Data listing.
§ §

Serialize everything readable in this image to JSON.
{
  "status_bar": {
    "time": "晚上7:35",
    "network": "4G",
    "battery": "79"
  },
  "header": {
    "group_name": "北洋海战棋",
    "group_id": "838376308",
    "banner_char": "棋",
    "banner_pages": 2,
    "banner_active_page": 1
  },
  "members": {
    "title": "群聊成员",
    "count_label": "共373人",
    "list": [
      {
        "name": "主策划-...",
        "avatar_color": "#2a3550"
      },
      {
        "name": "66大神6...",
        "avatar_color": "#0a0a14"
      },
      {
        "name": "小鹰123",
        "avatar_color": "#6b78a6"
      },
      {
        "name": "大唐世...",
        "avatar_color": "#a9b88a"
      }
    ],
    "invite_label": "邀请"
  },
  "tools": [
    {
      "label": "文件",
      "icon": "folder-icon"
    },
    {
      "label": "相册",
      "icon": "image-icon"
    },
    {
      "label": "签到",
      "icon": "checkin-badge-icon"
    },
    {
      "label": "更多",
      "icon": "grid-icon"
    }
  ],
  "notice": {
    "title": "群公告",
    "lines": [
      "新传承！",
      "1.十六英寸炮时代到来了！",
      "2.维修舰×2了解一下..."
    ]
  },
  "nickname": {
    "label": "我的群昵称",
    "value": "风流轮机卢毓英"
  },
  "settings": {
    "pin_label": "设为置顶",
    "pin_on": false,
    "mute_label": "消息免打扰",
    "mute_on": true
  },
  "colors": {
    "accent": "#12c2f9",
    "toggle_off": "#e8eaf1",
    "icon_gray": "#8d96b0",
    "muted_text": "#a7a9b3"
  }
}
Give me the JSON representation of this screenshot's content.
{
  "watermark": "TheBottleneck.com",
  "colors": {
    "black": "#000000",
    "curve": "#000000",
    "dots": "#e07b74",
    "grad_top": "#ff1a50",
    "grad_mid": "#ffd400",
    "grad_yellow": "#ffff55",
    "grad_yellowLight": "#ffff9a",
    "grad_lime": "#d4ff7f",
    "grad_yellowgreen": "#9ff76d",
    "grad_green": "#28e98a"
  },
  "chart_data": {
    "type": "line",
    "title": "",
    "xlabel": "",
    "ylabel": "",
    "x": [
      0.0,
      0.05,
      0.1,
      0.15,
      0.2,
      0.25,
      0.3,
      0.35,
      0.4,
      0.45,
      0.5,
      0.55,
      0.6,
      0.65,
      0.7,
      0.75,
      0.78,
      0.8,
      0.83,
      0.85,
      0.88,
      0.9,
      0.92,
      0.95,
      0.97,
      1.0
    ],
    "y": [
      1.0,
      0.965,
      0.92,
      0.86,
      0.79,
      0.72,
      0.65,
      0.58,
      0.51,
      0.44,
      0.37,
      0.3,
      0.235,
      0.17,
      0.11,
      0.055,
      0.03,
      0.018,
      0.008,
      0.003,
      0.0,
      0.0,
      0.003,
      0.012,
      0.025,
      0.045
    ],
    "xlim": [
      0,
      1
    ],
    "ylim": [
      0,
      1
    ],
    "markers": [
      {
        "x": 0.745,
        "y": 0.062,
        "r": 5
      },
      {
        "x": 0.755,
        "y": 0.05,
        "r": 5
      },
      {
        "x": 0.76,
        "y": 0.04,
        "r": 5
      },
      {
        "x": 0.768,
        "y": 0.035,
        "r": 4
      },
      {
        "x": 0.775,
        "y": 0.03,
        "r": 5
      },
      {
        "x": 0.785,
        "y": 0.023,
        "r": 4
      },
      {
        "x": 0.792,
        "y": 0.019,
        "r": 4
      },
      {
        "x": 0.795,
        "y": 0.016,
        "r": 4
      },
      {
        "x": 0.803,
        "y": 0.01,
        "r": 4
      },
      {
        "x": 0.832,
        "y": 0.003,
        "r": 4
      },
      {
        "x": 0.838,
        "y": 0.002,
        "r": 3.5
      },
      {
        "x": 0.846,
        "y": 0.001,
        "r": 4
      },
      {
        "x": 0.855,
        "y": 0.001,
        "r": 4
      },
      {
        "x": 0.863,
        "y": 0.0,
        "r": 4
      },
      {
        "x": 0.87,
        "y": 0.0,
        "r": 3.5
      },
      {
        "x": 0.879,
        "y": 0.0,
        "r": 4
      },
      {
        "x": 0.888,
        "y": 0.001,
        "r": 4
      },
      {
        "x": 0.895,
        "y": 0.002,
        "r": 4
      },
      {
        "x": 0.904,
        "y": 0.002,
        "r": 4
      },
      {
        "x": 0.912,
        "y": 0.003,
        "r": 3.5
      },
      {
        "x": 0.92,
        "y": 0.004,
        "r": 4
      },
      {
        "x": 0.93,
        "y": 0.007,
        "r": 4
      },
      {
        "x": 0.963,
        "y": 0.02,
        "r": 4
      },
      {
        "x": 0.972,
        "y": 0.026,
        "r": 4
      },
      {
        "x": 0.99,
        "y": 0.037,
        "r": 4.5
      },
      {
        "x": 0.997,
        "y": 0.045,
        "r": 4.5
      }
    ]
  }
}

§ §

Without leaving anything out, quote all the data.

Solution to the exercise.
Serialize everything readable in this image to JSON.
{
  "status_bar": {
    "time": "晚上7:35",
    "network": "4G",
    "battery": "79"
  },
  "header": {
    "group_name": "北洋海战棋",
    "group_id": "838376308",
    "banner_char": "棋",
    "banner_pages": 2,
    "banner_active_page": 1
  },
  "members": {
    "title": "群聊成员",
    "count_label": "共373人",
    "list": [
      {
        "name": "主策划-...",
        "avatar_color": "#2a3550"
      },
      {
        "name": "66大神6...",
        "avatar_color": "#0a0a14"
      },
      {
        "name": "小鹰123",
        "avatar_color": "#6b78a6"
      },
      {
        "name": "大唐世...",
        "avatar_color": "#a9b88a"
      }
    ],
    "invite_label": "邀请"
  },
  "tools": [
    {
      "label": "文件",
      "icon": "folder-icon"
    },
    {
      "label": "相册",
      "icon": "image-icon"
    },
    {
      "label": "签到",
      "icon": "checkin-badge-icon"
    },
    {
      "label": "更多",
      "icon": "grid-icon"
    }
  ],
  "notice": {
    "title": "群公告",
    "lines": [
      "新传承！",
      "1.十六英寸炮时代到来了！",
      "2.维修舰×2了解一下..."
    ]
  },
  "nickname": {
    "label": "我的群昵称",
    "value": "风流轮机卢毓英"
  },
  "settings": {
    "pin_label": "设为置顶",
    "pin_on": false,
    "mute_label": "消息免打扰",
    "mute_on": true
  },
  "colors": {
    "accent": "#12c2f9",
    "toggle_off": "#e8eaf1",
    "icon_gray": "#8d96b0",
    "muted_text": "#a7a9b3"
  }
}
Give me the JSON representation of this screenshot's content.
{
  "watermark": "TheBottleneck.com",
  "colors": {
    "black": "#000000",
    "curve": "#000000",
    "dots": "#e07b74",
    "grad_top": "#ff1a50",
    "grad_mid": "#ffd400",
    "grad_yellow": "#ffff55",
    "grad_yellowLight": "#ffff9a",
    "grad_lime": "#d4ff7f",
    "grad_yellowgreen": "#9ff76d",
    "grad_green": "#28e98a"
  },
  "chart_data": {
    "type": "line",
    "title": "",
    "xlabel": "",
    "ylabel": "",
    "x": [
      0.0,
      0.05,
      0.1,
      0.15,
      0.2,
      0.25,
      0.3,
      0.35,
      0.4,
      0.45,
      0.5,
      0.55,
      0.6,
      0.65,
      0.7,
      0.75,
      0.78,
      0.8,
      0.83,
      0.85,
      0.88,
      0.9,
      0.92,
      0.95,
      0.97,
      1.0
    ],
    "y": [
      1.0,
      0.965,
      0.92,
      0.86,
      0.79,
      0.72,
      0.65,
      0.58,
      0.51,
      0.44,
      0.37,
      0.3,
      0.235,
      0.17,
      0.11,
      0.055,
      0.03,
      0.018,
      0.008,
      0.003,
      0.0,
      0.0,
      0.003,
      0.012,
      0.025,
      0.045
    ],
    "xlim": [
      0,
      1
    ],
    "ylim": [
      0,
      1
    ],
    "markers": [
      {
        "x": 0.745,
        "y": 0.062,
        "r": 5
      },
      {
        "x": 0.755,
        "y": 0.05,
        "r": 5
      },
      {
        "x": 0.76,
        "y": 0.04,
        "r": 5
      },
      {
        "x": 0.768,
        "y": 0.035,
        "r": 4
      },
      {
        "x": 0.775,
        "y": 0.03,
        "r": 5
      },
      {
        "x": 0.785,
        "y": 0.023,
        "r": 4
      },
      {
        "x": 0.792,
        "y": 0.019,
        "r": 4
      },
      {
        "x": 0.795,
        "y": 0.016,
        "r": 4
      },
      {
        "x": 0.803,
        "y": 0.01,
        "r": 4
      },
      {
        "x": 0.832,
        "y": 0.003,
        "r": 4
      },
      {
        "x": 0.838,
        "y": 0.002,
        "r": 3.5
      },
      {
        "x": 0.846,
        "y": 0.001,
        "r": 4
      },
      {
        "x": 0.855,
        "y": 0.001,
        "r": 4
      },
      {
        "x": 0.863,
        "y": 0.0,
        "r": 4
      },
      {
        "x": 0.87,
        "y": 0.0,
        "r": 3.5
      },
      {
        "x": 0.879,
        "y": 0.0,
        "r": 4
      },
      {
        "x": 0.888,
        "y": 0.001,
        "r": 4
      },
      {
        "x": 0.895,
        "y": 0.002,
        "r": 4
      },
      {
        "x": 0.904,
        "y": 0.002,
        "r": 4
      },
      {
        "x": 0.912,
        "y": 0.003,
        "r": 3.5
      },
      {
        "x": 0.92,
        "y": 0.004,
        "r": 4
      },
      {
        "x": 0.93,
        "y": 0.007,
        "r": 4
      },
      {
        "x": 0.963,
        "y": 0.02,
        "r": 4
      },
      {
        "x": 0.972,
        "y": 0.026,
        "r": 4
      },
      {
        "x": 0.99,
        "y": 0.037,
        "r": 4.5
      },
      {
        "x": 0.997,
        "y": 0.045,
        "r": 4.5
      }
    ]
  }
}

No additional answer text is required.